#### What is required
Return the records exactly as they are.

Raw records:
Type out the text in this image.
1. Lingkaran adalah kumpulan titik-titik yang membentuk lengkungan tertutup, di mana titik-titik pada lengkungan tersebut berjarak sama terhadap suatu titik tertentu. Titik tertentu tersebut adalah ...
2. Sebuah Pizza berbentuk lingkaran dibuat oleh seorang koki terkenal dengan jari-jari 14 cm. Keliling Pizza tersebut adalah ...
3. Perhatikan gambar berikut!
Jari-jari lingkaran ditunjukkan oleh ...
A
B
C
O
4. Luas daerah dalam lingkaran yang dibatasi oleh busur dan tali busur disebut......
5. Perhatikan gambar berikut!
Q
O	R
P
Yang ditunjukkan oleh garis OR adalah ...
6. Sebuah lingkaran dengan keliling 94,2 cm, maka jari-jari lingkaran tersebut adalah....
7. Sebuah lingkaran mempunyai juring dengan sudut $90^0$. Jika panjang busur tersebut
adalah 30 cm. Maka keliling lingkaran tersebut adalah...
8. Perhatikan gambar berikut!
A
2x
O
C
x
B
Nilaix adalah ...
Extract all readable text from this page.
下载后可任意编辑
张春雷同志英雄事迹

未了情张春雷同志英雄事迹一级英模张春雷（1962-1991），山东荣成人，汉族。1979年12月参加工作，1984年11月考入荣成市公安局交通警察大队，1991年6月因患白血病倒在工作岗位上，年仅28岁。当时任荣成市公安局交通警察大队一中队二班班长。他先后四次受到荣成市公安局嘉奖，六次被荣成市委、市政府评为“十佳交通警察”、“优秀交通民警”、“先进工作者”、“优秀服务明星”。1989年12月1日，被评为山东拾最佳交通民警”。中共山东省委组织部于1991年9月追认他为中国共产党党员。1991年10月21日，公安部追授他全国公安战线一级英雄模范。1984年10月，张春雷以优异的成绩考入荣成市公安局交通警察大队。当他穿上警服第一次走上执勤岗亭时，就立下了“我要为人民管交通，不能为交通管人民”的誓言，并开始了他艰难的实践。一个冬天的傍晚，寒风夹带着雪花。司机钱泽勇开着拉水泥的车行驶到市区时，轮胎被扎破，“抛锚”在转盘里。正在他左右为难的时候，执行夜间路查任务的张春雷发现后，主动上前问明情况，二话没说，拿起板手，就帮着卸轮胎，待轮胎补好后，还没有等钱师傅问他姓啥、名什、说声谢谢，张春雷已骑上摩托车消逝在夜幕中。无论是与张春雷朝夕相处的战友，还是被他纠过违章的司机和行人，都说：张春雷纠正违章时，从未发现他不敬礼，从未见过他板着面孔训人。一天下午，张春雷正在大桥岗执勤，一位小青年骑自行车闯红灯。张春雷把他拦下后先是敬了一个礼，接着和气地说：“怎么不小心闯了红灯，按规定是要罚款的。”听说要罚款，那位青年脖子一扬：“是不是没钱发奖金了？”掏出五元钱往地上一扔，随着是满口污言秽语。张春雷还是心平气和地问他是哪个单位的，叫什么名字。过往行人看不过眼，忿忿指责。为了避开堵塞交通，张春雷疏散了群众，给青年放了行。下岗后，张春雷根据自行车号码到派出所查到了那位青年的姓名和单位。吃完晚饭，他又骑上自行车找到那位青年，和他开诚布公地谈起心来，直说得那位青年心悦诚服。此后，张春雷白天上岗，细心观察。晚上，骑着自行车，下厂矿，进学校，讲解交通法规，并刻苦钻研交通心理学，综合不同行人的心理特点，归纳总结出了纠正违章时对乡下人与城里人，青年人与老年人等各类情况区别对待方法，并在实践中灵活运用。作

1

#### Solution
Type out the text in this image.
1. Lingkaran adalah kumpulan titik-titik yang membentuk lengkungan tertutup, di mana titik-titik pada lengkungan tersebut berjarak sama terhadap suatu titik tertentu. Titik tertentu tersebut adalah ...
2. Sebuah Pizza berbentuk lingkaran dibuat oleh seorang koki terkenal dengan jari-jari 14 cm. Keliling Pizza tersebut adalah ...
3. Perhatikan gambar berikut!
Jari-jari lingkaran ditunjukkan oleh ...
A
B
C
O
4. Luas daerah dalam lingkaran yang dibatasi oleh busur dan tali busur disebut......
5. Perhatikan gambar berikut!
Q
O	R
P
Yang ditunjukkan oleh garis OR adalah ...
6. Sebuah lingkaran dengan keliling 94,2 cm, maka jari-jari lingkaran tersebut adalah....
7. Sebuah lingkaran mempunyai juring dengan sudut $90^0$. Jika panjang busur tersebut
adalah 30 cm. Maka keliling lingkaran tersebut adalah...
8. Perhatikan gambar berikut!
A
2x
O
C
x
B
Nilaix adalah ...
Extract all readable text from this page.
下载后可任意编辑
张春雷同志英雄事迹

未了情张春雷同志英雄事迹一级英模张春雷（1962-1991），山东荣成人，汉族。1979年12月参加工作，1984年11月考入荣成市公安局交通警察大队，1991年6月因患白血病倒在工作岗位上，年仅28岁。当时任荣成市公安局交通警察大队一中队二班班长。他先后四次受到荣成市公安局嘉奖，六次被荣成市委、市政府评为“十佳交通警察”、“优秀交通民警”、“先进工作者”、“优秀服务明星”。1989年12月1日，被评为山东拾最佳交通民警”。中共山东省委组织部于1991年9月追认他为中国共产党党员。1991年10月21日，公安部追授他全国公安战线一级英雄模范。1984年10月，张春雷以优异的成绩考入荣成市公安局交通警察大队。当他穿上警服第一次走上执勤岗亭时，就立下了“我要为人民管交通，不能为交通管人民”的誓言，并开始了他艰难的实践。一个冬天的傍晚，寒风夹带着雪花。司机钱泽勇开着拉水泥的车行驶到市区时，轮胎被扎破，“抛锚”在转盘里。正在他左右为难的时候，执行夜间路查任务的张春雷发现后，主动上前问明情况，二话没说，拿起板手，就帮着卸轮胎，待轮胎补好后，还没有等钱师傅问他姓啥、名什、说声谢谢，张春雷已骑上摩托车消逝在夜幕中。无论是与张春雷朝夕相处的战友，还是被他纠过违章的司机和行人，都说：张春雷纠正违章时，从未发现他不敬礼，从未见过他板着面孔训人。一天下午，张春雷正在大桥岗执勤，一位小青年骑自行车闯红灯。张春雷把他拦下后先是敬了一个礼，接着和气地说：“怎么不小心闯了红灯，按规定是要罚款的。”听说要罚款，那位青年脖子一扬：“是不是没钱发奖金了？”掏出五元钱往地上一扔，随着是满口污言秽语。张春雷还是心平气和地问他是哪个单位的，叫什么名字。过往行人看不过眼，忿忿指责。为了避开堵塞交通，张春雷疏散了群众，给青年放了行。下岗后，张春雷根据自行车号码到派出所查到了那位青年的姓名和单位。吃完晚饭，他又骑上自行车找到那位青年，和他开诚布公地谈起心来，直说得那位青年心悦诚服。此后，张春雷白天上岗，细心观察。晚上，骑着自行车，下厂矿，进学校，讲解交通法规，并刻苦钻研交通心理学，综合不同行人的心理特点，归纳总结出了纠正违章时对乡下人与城里人，青年人与老年人等各类情况区别对待方法，并在实践中灵活运用。作

1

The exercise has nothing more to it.